■ Set exercise
Reproduce all of the material exactly as shown.

>> Begin

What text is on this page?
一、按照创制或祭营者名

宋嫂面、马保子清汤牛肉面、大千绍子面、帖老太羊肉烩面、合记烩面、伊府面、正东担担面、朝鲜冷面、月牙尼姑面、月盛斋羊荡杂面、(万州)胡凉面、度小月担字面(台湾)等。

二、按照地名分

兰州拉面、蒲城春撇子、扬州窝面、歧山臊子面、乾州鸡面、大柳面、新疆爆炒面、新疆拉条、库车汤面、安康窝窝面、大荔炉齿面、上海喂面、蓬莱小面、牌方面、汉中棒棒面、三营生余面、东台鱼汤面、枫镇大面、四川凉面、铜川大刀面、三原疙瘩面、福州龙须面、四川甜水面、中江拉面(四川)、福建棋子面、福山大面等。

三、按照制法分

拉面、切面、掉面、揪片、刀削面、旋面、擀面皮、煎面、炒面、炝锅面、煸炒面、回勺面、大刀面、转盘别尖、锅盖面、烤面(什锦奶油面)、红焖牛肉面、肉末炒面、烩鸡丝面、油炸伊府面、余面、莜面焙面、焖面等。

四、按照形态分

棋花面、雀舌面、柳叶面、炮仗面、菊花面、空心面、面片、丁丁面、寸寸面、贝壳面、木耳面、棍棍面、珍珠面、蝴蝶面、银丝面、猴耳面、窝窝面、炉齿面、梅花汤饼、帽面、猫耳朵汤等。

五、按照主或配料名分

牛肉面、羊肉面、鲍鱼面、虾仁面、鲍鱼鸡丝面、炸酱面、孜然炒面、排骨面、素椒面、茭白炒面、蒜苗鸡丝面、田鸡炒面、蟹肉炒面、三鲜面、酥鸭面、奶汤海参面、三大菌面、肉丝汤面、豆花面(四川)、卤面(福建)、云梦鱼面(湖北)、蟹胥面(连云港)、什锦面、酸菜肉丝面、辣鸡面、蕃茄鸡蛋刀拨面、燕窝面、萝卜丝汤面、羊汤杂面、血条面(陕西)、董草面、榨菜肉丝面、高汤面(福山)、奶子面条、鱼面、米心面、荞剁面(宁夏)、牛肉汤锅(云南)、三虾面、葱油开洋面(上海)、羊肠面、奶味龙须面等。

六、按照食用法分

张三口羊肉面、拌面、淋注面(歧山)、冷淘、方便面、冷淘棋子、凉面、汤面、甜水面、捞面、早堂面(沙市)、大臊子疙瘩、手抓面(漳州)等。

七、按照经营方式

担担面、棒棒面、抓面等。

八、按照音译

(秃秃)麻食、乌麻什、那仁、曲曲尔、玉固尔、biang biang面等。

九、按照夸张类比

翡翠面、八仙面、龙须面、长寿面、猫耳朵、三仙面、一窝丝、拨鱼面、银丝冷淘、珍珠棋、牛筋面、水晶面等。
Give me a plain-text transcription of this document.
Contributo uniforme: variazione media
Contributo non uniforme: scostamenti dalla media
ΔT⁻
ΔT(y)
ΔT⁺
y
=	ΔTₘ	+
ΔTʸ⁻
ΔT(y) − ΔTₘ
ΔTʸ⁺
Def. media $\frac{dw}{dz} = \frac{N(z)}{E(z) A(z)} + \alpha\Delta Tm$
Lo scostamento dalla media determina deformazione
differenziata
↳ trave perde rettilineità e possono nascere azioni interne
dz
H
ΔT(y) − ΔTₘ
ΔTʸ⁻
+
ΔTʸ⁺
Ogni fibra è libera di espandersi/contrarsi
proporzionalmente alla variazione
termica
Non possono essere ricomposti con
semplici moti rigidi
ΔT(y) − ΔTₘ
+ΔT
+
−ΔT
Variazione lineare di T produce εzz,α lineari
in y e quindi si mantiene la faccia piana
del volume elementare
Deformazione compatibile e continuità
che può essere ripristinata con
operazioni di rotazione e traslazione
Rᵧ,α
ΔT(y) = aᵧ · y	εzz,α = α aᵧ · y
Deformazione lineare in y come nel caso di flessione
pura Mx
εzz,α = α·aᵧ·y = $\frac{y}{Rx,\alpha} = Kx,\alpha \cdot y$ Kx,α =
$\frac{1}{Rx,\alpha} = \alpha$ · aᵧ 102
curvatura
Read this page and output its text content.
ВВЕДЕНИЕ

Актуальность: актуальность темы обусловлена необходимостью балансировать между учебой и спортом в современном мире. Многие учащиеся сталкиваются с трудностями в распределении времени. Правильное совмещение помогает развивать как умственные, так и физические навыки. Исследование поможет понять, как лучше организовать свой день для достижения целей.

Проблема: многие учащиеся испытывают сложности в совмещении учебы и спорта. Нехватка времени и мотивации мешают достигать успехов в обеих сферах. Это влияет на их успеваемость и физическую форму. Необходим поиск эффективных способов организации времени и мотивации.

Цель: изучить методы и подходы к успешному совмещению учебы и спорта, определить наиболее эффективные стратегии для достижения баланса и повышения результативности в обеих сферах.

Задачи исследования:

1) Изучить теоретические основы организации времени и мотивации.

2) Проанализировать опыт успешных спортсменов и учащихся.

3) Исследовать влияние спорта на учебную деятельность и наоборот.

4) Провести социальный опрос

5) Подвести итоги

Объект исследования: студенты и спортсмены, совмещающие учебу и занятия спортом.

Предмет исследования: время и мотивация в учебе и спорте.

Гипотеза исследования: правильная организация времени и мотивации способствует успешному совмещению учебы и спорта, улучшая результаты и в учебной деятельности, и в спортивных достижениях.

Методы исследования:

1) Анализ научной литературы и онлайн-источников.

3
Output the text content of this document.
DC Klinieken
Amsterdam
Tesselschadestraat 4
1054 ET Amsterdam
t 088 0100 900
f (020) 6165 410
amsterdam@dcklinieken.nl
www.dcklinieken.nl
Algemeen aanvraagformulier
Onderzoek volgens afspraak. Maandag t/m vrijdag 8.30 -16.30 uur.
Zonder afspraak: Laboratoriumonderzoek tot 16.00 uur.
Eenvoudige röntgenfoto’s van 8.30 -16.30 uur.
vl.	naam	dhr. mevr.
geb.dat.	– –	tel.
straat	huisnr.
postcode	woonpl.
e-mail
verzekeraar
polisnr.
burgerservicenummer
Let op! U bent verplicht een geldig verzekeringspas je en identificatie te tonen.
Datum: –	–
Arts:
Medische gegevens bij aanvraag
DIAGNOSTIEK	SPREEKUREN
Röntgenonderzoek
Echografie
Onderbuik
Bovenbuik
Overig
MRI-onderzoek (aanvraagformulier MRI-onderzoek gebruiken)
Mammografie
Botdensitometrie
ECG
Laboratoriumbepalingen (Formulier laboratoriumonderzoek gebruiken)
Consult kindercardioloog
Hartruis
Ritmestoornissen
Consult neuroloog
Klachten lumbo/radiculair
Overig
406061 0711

>> End

■ Answer to this task
What text is on this page?
一、按照创制或祭营者名

宋嫂面、马保子清汤牛肉面、大千绍子面、帖老太羊肉烩面、合记烩面、伊府面、正东担担面、朝鲜冷面、月牙尼姑面、月盛斋羊荡杂面、(万州)胡凉面、度小月担字面(台湾)等。

二、按照地名分

兰州拉面、蒲城春撇子、扬州窝面、歧山臊子面、乾州鸡面、大柳面、新疆爆炒面、新疆拉条、库车汤面、安康窝窝面、大荔炉齿面、上海喂面、蓬莱小面、牌方面、汉中棒棒面、三营生余面、东台鱼汤面、枫镇大面、四川凉面、铜川大刀面、三原疙瘩面、福州龙须面、四川甜水面、中江拉面(四川)、福建棋子面、福山大面等。

三、按照制法分

拉面、切面、掉面、揪片、刀削面、旋面、擀面皮、煎面、炒面、炝锅面、煸炒面、回勺面、大刀面、转盘别尖、锅盖面、烤面(什锦奶油面)、红焖牛肉面、肉末炒面、烩鸡丝面、油炸伊府面、余面、莜面焙面、焖面等。

四、按照形态分

棋花面、雀舌面、柳叶面、炮仗面、菊花面、空心面、面片、丁丁面、寸寸面、贝壳面、木耳面、棍棍面、珍珠面、蝴蝶面、银丝面、猴耳面、窝窝面、炉齿面、梅花汤饼、帽面、猫耳朵汤等。

五、按照主或配料名分

牛肉面、羊肉面、鲍鱼面、虾仁面、鲍鱼鸡丝面、炸酱面、孜然炒面、排骨面、素椒面、茭白炒面、蒜苗鸡丝面、田鸡炒面、蟹肉炒面、三鲜面、酥鸭面、奶汤海参面、三大菌面、肉丝汤面、豆花面(四川)、卤面(福建)、云梦鱼面(湖北)、蟹胥面(连云港)、什锦面、酸菜肉丝面、辣鸡面、蕃茄鸡蛋刀拨面、燕窝面、萝卜丝汤面、羊汤杂面、血条面(陕西)、董草面、榨菜肉丝面、高汤面(福山)、奶子面条、鱼面、米心面、荞剁面(宁夏)、牛肉汤锅(云南)、三虾面、葱油开洋面(上海)、羊肠面、奶味龙须面等。

六、按照食用法分

张三口羊肉面、拌面、淋注面(歧山)、冷淘、方便面、冷淘棋子、凉面、汤面、甜水面、捞面、早堂面(沙市)、大臊子疙瘩、手抓面(漳州)等。

七、按照经营方式

担担面、棒棒面、抓面等。

八、按照音译

(秃秃)麻食、乌麻什、那仁、曲曲尔、玉固尔、biang biang面等。

九、按照夸张类比

翡翠面、八仙面、龙须面、长寿面、猫耳朵、三仙面、一窝丝、拨鱼面、银丝冷淘、珍珠棋、牛筋面、水晶面等。
Give me a plain-text transcription of this document.
Contributo uniforme: variazione media
Contributo non uniforme: scostamenti dalla media
ΔT⁻
ΔT(y)
ΔT⁺
y
=	ΔTₘ	+
ΔTʸ⁻
ΔT(y) − ΔTₘ
ΔTʸ⁺
Def. media $\frac{dw}{dz} = \frac{N(z)}{E(z) A(z)} + \alpha\Delta Tm$
Lo scostamento dalla media determina deformazione
differenziata
↳ trave perde rettilineità e possono nascere azioni interne
dz
H
ΔT(y) − ΔTₘ
ΔTʸ⁻
+
ΔTʸ⁺
Ogni fibra è libera di espandersi/contrarsi
proporzionalmente alla variazione
termica
Non possono essere ricomposti con
semplici moti rigidi
ΔT(y) − ΔTₘ
+ΔT
+
−ΔT
Variazione lineare di T produce εzz,α lineari
in y e quindi si mantiene la faccia piana
del volume elementare
Deformazione compatibile e continuità
che può essere ripristinata con
operazioni di rotazione e traslazione
Rᵧ,α
ΔT(y) = aᵧ · y	εzz,α = α aᵧ · y
Deformazione lineare in y come nel caso di flessione
pura Mx
εzz,α = α·aᵧ·y = $\frac{y}{Rx,\alpha} = Kx,\alpha \cdot y$ Kx,α =
$\frac{1}{Rx,\alpha} = \alpha$ · aᵧ 102
curvatura
Read this page and output its text content.
ВВЕДЕНИЕ

Актуальность: актуальность темы обусловлена необходимостью балансировать между учебой и спортом в современном мире. Многие учащиеся сталкиваются с трудностями в распределении времени. Правильное совмещение помогает развивать как умственные, так и физические навыки. Исследование поможет понять, как лучше организовать свой день для достижения целей.

Проблема: многие учащиеся испытывают сложности в совмещении учебы и спорта. Нехватка времени и мотивации мешают достигать успехов в обеих сферах. Это влияет на их успеваемость и физическую форму. Необходим поиск эффективных способов организации времени и мотивации.

Цель: изучить методы и подходы к успешному совмещению учебы и спорта, определить наиболее эффективные стратегии для достижения баланса и повышения результативности в обеих сферах.

Задачи исследования:

1) Изучить теоретические основы организации времени и мотивации.

2) Проанализировать опыт успешных спортсменов и учащихся.

3) Исследовать влияние спорта на учебную деятельность и наоборот.

4) Провести социальный опрос

5) Подвести итоги

Объект исследования: студенты и спортсмены, совмещающие учебу и занятия спортом.

Предмет исследования: время и мотивация в учебе и спорте.

Гипотеза исследования: правильная организация времени и мотивации способствует успешному совмещению учебы и спорта, улучшая результаты и в учебной деятельности, и в спортивных достижениях.

Методы исследования:

1) Анализ научной литературы и онлайн-источников.

3
Output the text content of this document.
DC Klinieken
Amsterdam
Tesselschadestraat 4
1054 ET Amsterdam
t 088 0100 900
f (020) 6165 410
amsterdam@dcklinieken.nl
www.dcklinieken.nl
Algemeen aanvraagformulier
Onderzoek volgens afspraak. Maandag t/m vrijdag 8.30 -16.30 uur.
Zonder afspraak: Laboratoriumonderzoek tot 16.00 uur.
Eenvoudige röntgenfoto’s van 8.30 -16.30 uur.
vl.	naam	dhr. mevr.
geb.dat.	– –	tel.
straat	huisnr.
postcode	woonpl.
e-mail
verzekeraar
polisnr.
burgerservicenummer
Let op! U bent verplicht een geldig verzekeringspas je en identificatie te tonen.
Datum: –	–
Arts:
Medische gegevens bij aanvraag
DIAGNOSTIEK	SPREEKUREN
Röntgenonderzoek
Echografie
Onderbuik
Bovenbuik
Overig
MRI-onderzoek (aanvraagformulier MRI-onderzoek gebruiken)
Mammografie
Botdensitometrie
ECG
Laboratoriumbepalingen (Formulier laboratoriumonderzoek gebruiken)
Consult kindercardioloog
Hartruis
Ritmestoornissen
Consult neuroloog
Klachten lumbo/radiculair
Overig
406061 0711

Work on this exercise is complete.